Die Vorzeichen waren klar vor dem Saisonfinish in der Kreisliga A 3 in Dortmund: Mit einem Punkt Vorsprung ging die ÖSG Viktoria ins letzte Saisonspiel, ein Sieg bei Vatanspor Derne würde für den Bezirksligaaufstieg reichen. Am Karl-Kiehm-Weg in Lünen trat derweil der VfB Lünen gegen Viktoria Kirchderne an, um mit einem Heimsieg seine letzte Chance auf den Aufstieg zu wahren.
Zittern am Handy
VfB-Coach Andreas Roch, der das Zepter in der kommenden Saison an seinen bisherigen Co-Trainer Michael Schlein weiterreicht und selbst auf den Posten des Sportlichen Leiters wechselt, verspürte schon vor dem Anpfiff Unbehagen. "Wir waren tatsächlich nervös. Das hat man dann unserem Spiel auch angemerkt." Der VfB biss sich jedoch rein in die Partie und kam durch Enrico Christal (44.) zur beruhigenden 1:0-Führung.
Die Lüner atmeten kollektiv auf und wurschtelten den knappen Dreier irgendwie über die Zeit. "Uns war klar, dass die Partie in Derne eine halbe Stunde später angefangen hatte. Jeder saß also nach Schlusspfiff am Handy und hat gezittert", beschreibt Roch die Szenerie.
"Wir sind ausgerastet"
Chaos hatte auch der Ort des Lüner Interesses, die Sportanlage Zum Bärenkamp zu bieten, wo die ÖSG Viktoria ihren Matchball bei Vatanspor Derne nutzen wollte. Weil sich im familiären Umfeld eines Vatanspor-Spielers ein Trauerfall zugetragen hatte, wollten ÖSG und Vatanspor das Spiel kurzfristig verlegen, doch der Staffelleiter konnte nicht anders, als dem einen Riegel vorzuschieben. So rollte erst eine halbe Stunde nach dem Anpfiff in Lünen auch in Derne der Ball.
☆ ☆ ☆ ☆ ☆ ☆ ☆
§ **ANFORDERUNG**:
Entnimm dem Spielbericht wortgetreu die Passage, die mit den Worten „Zittern am Handy“ einsetzt, und höre nach „zur beruhigenden 1:0-Führung.“ auf. Die Zeilen darunter sind eigenständiges Material und gehören nicht zum Spielbericht.
☆ ☆ ☆ ☆ ☆ ☆ ☆
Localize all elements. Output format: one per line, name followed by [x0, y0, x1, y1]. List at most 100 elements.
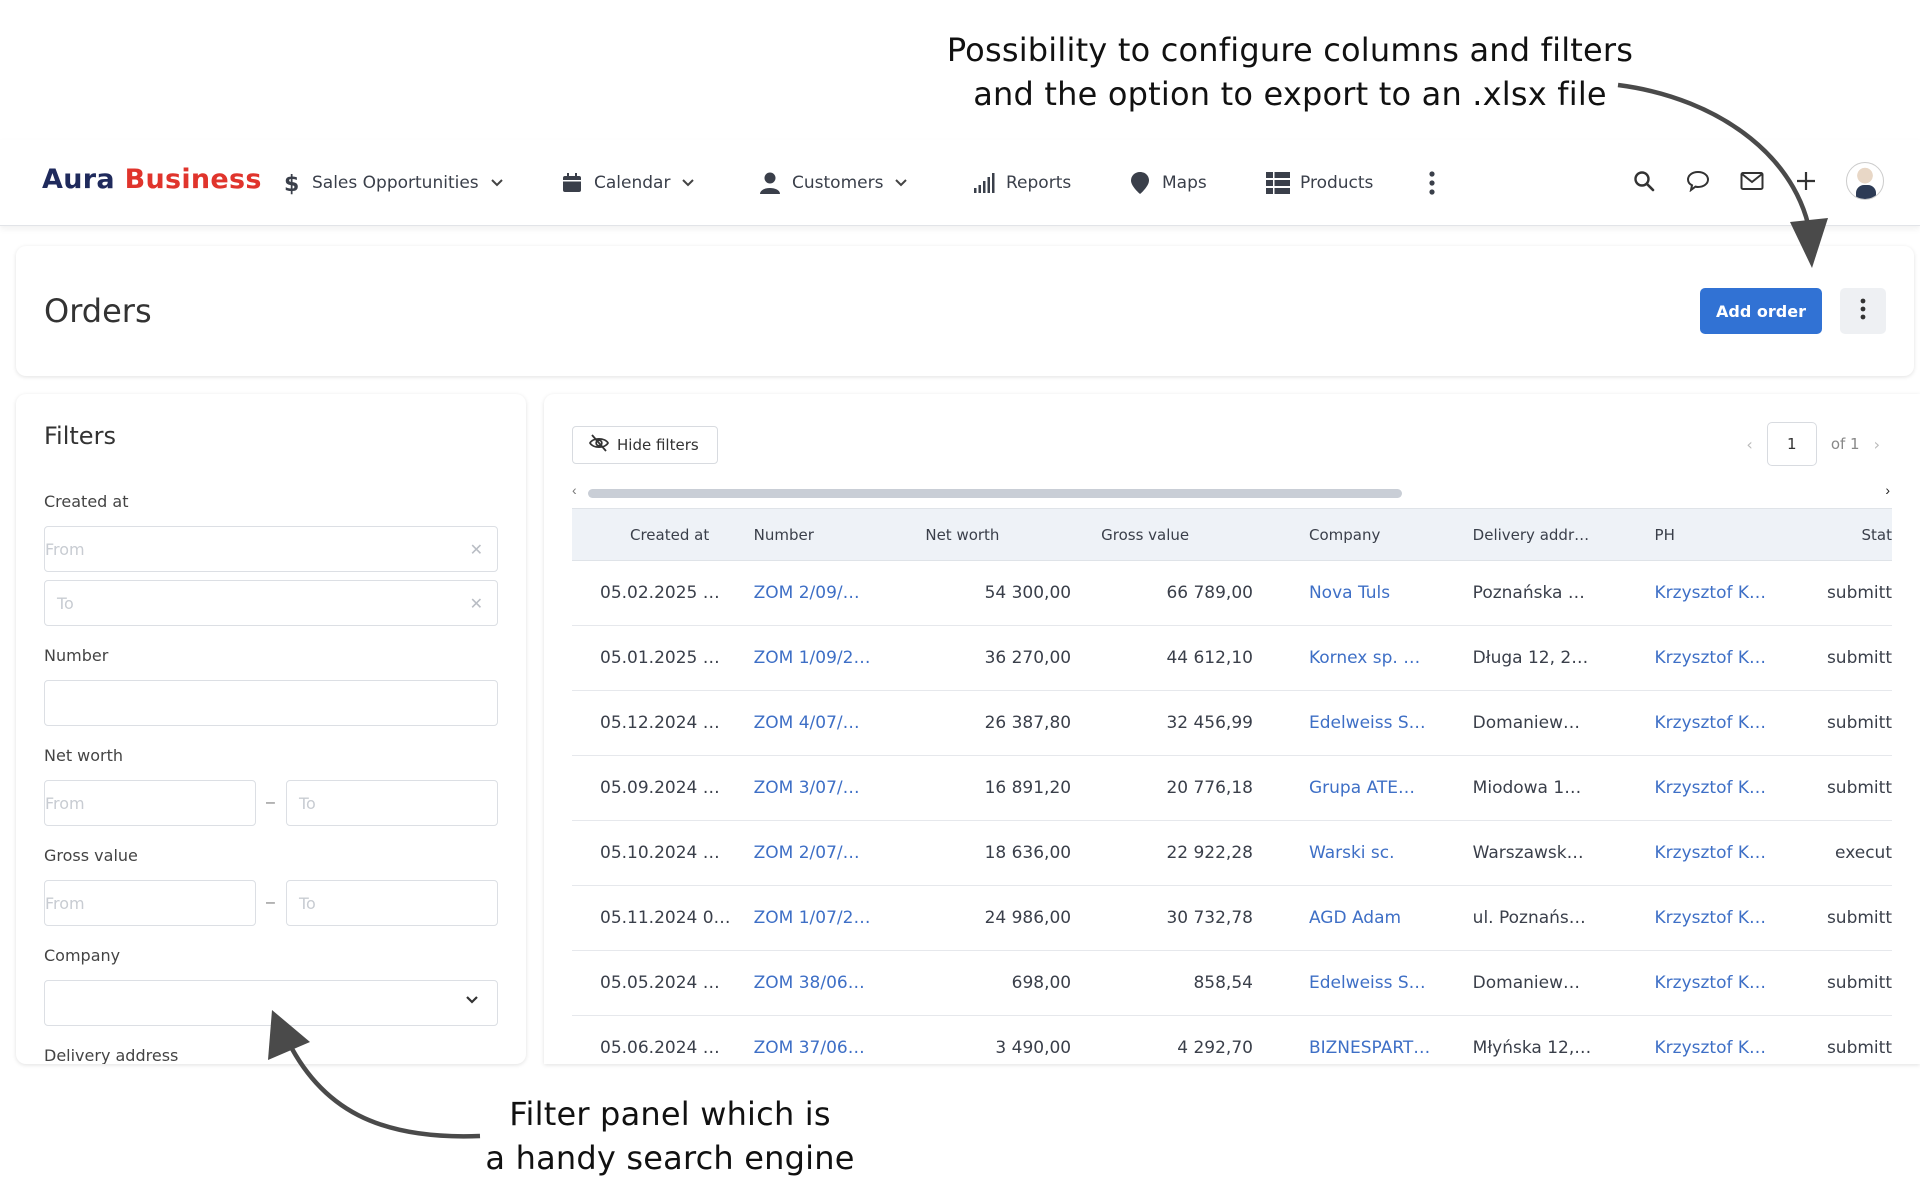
created-at-from-input[interactable]: From ✕ — [44, 526, 498, 572]
nav-reports[interactable]: Reports — [972, 166, 1071, 200]
cell-number[interactable]: ZOM 38/06… — [741, 950, 922, 1016]
cell-delivery-address: Domaniew… — [1442, 950, 1625, 1016]
cell-ph[interactable]: Krzysztof K… — [1624, 690, 1807, 756]
cell-net-worth: 54 300,00 — [921, 560, 1072, 626]
cell-created-at: 05.09.2024 … — [572, 755, 742, 821]
company-select[interactable] — [44, 980, 498, 1026]
cell-created-at: 05.11.2024 0… — [572, 885, 742, 951]
filter-label-created-at: Created at — [44, 492, 129, 511]
column-header-status[interactable]: Stat — [1806, 508, 1892, 561]
cell-ph[interactable]: Krzysztof K… — [1624, 560, 1807, 626]
table-row[interactable]: 05.01.2025 … ZOM 1/09/2… 36 270,00 44 612,1… — [572, 625, 1892, 691]
nav-label: Calendar — [594, 173, 671, 193]
range-separator: – — [266, 894, 275, 911]
filter-label-number: Number — [44, 646, 109, 665]
cell-number[interactable]: ZOM 3/07/… — [741, 755, 922, 821]
cell-number[interactable]: ZOM 4/07/… — [741, 690, 922, 756]
cell-number[interactable]: ZOM 37/06… — [741, 1015, 922, 1064]
nav-sales-opportunities[interactable]: $ Sales Opportunities — [278, 166, 503, 200]
cell-ph[interactable]: Krzysztof K… — [1624, 820, 1807, 886]
gross-value-to-input[interactable]: To — [286, 880, 498, 926]
cell-delivery-address: Długa 12, 2… — [1442, 625, 1625, 691]
cell-company[interactable]: Grupa ATE… — [1252, 755, 1443, 821]
scroll-right-arrow[interactable]: › — [1885, 482, 1890, 498]
column-header-number[interactable]: Number — [741, 508, 922, 561]
nav-customers[interactable]: Customers — [758, 166, 908, 200]
column-header-gross-value[interactable]: Gross value — [1071, 508, 1253, 561]
chevron-left-icon[interactable]: ‹ — [1746, 435, 1752, 454]
cell-ph[interactable]: Krzysztof K… — [1624, 885, 1807, 951]
cell-company[interactable]: Edelweiss S… — [1252, 690, 1443, 756]
cell-number[interactable]: ZOM 2/09/… — [741, 560, 922, 626]
cell-created-at: 05.02.2025 … — [572, 560, 742, 626]
cell-gross-value: 4 292,70 — [1071, 1015, 1253, 1064]
nav-label: Customers — [792, 173, 884, 193]
nav-calendar[interactable]: Calendar — [560, 166, 695, 200]
mail-icon[interactable] — [1738, 167, 1766, 195]
column-header-net-worth[interactable]: Net worth — [921, 508, 1072, 561]
column-header-ph[interactable]: PH — [1624, 508, 1807, 561]
net-worth-to-input[interactable]: To — [286, 780, 498, 826]
filters-panel: Filters Created at From ✕ To ✕ Number Ne… — [16, 394, 526, 1064]
cell-created-at: 05.12.2024 … — [572, 690, 742, 756]
cell-ph[interactable]: Krzysztof K… — [1624, 755, 1807, 821]
gross-value-from-input[interactable]: From — [44, 880, 256, 926]
clear-icon[interactable]: ✕ — [470, 540, 483, 559]
cell-status: submitt — [1806, 625, 1892, 691]
page-number-input[interactable]: 1 — [1766, 422, 1817, 466]
nav-maps[interactable]: Maps — [1128, 166, 1207, 200]
table-row[interactable]: 05.06.2024 … ZOM 37/06… 3 490,00 4 292,70 BI… — [572, 1015, 1892, 1064]
cell-gross-value: 22 922,28 — [1071, 820, 1253, 886]
nav-more-kebab[interactable] — [1420, 166, 1444, 200]
placeholder: To — [57, 593, 74, 613]
scrollbar-thumb[interactable] — [588, 489, 1402, 498]
filters-title: Filters — [44, 422, 116, 450]
net-worth-from-input[interactable]: From — [44, 780, 256, 826]
orders-table-panel: Hide filters ‹ 1 of 1 › ‹ › Created at N… — [544, 394, 1920, 1064]
created-at-to-input[interactable]: To ✕ — [44, 580, 498, 626]
add-order-button[interactable]: Add order — [1700, 288, 1822, 334]
annotation-top-line2: and the option to export to an .xlsx fil… — [973, 75, 1607, 113]
horizontal-scrollbar[interactable]: ‹ › — [572, 482, 1890, 500]
cell-company[interactable]: AGD Adam — [1252, 885, 1443, 951]
avatar[interactable] — [1846, 162, 1884, 200]
number-input[interactable] — [44, 680, 498, 726]
nav-products[interactable]: Products — [1266, 166, 1373, 200]
cell-number[interactable]: ZOM 2/07/… — [741, 820, 922, 886]
clear-icon[interactable]: ✕ — [470, 594, 483, 613]
table-row[interactable]: 05.10.2024 … ZOM 2/07/… 18 636,00 22 922,28… — [572, 820, 1892, 886]
range-separator: – — [266, 794, 275, 811]
cell-ph[interactable]: Krzysztof K… — [1624, 1015, 1807, 1064]
brand-part1: Aura — [42, 164, 115, 195]
plus-icon[interactable] — [1792, 167, 1820, 195]
chevron-right-icon[interactable]: › — [1874, 435, 1880, 454]
cell-ph[interactable]: Krzysztof K… — [1624, 625, 1807, 691]
person-icon — [758, 171, 782, 195]
table-row[interactable]: 05.05.2024 … ZOM 38/06… 698,00 858,54 Edelwe… — [572, 950, 1892, 1016]
cell-company[interactable]: Nova Tuls — [1252, 560, 1443, 626]
cell-company[interactable]: Warski sc. — [1252, 820, 1443, 886]
cell-company[interactable]: Kornex sp. … — [1252, 625, 1443, 691]
cell-company[interactable]: Edelweiss S… — [1252, 950, 1443, 1016]
svg-text:$: $ — [284, 172, 299, 195]
cell-number[interactable]: ZOM 1/07/2… — [741, 885, 922, 951]
column-header-created-at[interactable]: Created at — [572, 508, 742, 561]
table-row[interactable]: 05.12.2024 … ZOM 4/07/… 26 387,80 32 456,99… — [572, 690, 1892, 756]
hide-filters-button[interactable]: Hide filters — [572, 426, 718, 464]
bars-icon — [972, 171, 996, 195]
chat-icon[interactable] — [1684, 167, 1712, 195]
cell-ph[interactable]: Krzysztof K… — [1624, 950, 1807, 1016]
column-header-delivery-address[interactable]: Delivery addr… — [1442, 508, 1625, 561]
table-row[interactable]: 05.11.2024 0… ZOM 1/07/2… 24 986,00 30 732,… — [572, 885, 1892, 951]
search-icon[interactable] — [1630, 167, 1658, 195]
chevron-down-icon — [895, 176, 908, 190]
cell-company[interactable]: BIZNESPART… — [1252, 1015, 1443, 1064]
column-header-company[interactable]: Company — [1252, 508, 1443, 561]
scroll-left-arrow[interactable]: ‹ — [572, 482, 577, 498]
table-row[interactable]: 05.02.2025 … ZOM 2/09/… 54 300,00 66 789,00… — [572, 560, 1892, 626]
cell-number[interactable]: ZOM 1/09/2… — [741, 625, 922, 691]
cell-net-worth: 3 490,00 — [921, 1015, 1072, 1064]
brand-logo[interactable]: Aura Business — [42, 164, 262, 195]
table-row[interactable]: 05.09.2024 … ZOM 3/07/… 16 891,20 20 776,18… — [572, 755, 1892, 821]
more-options-button[interactable] — [1840, 288, 1886, 334]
☆ ☆ ☆ ☆ ☆ ☆ ☆
§ **RICHTIGE ANTWORT**:
Zittern am Handy
VfB-Coach Andreas Roch, der das Zepter in der kommenden Saison an seinen bisherigen Co-Trainer Michael Schlein weiterreicht und selbst auf den Posten des Sportlichen Leiters wechselt, verspürte schon vor dem Anpfiff Unbehagen. "Wir waren tatsächlich nervös. Das hat man dann unserem Spiel auch angemerkt." Der VfB biss sich jedoch rein in die Partie und kam durch Enrico Christal (44.) zur beruhigenden 1:0-Führung.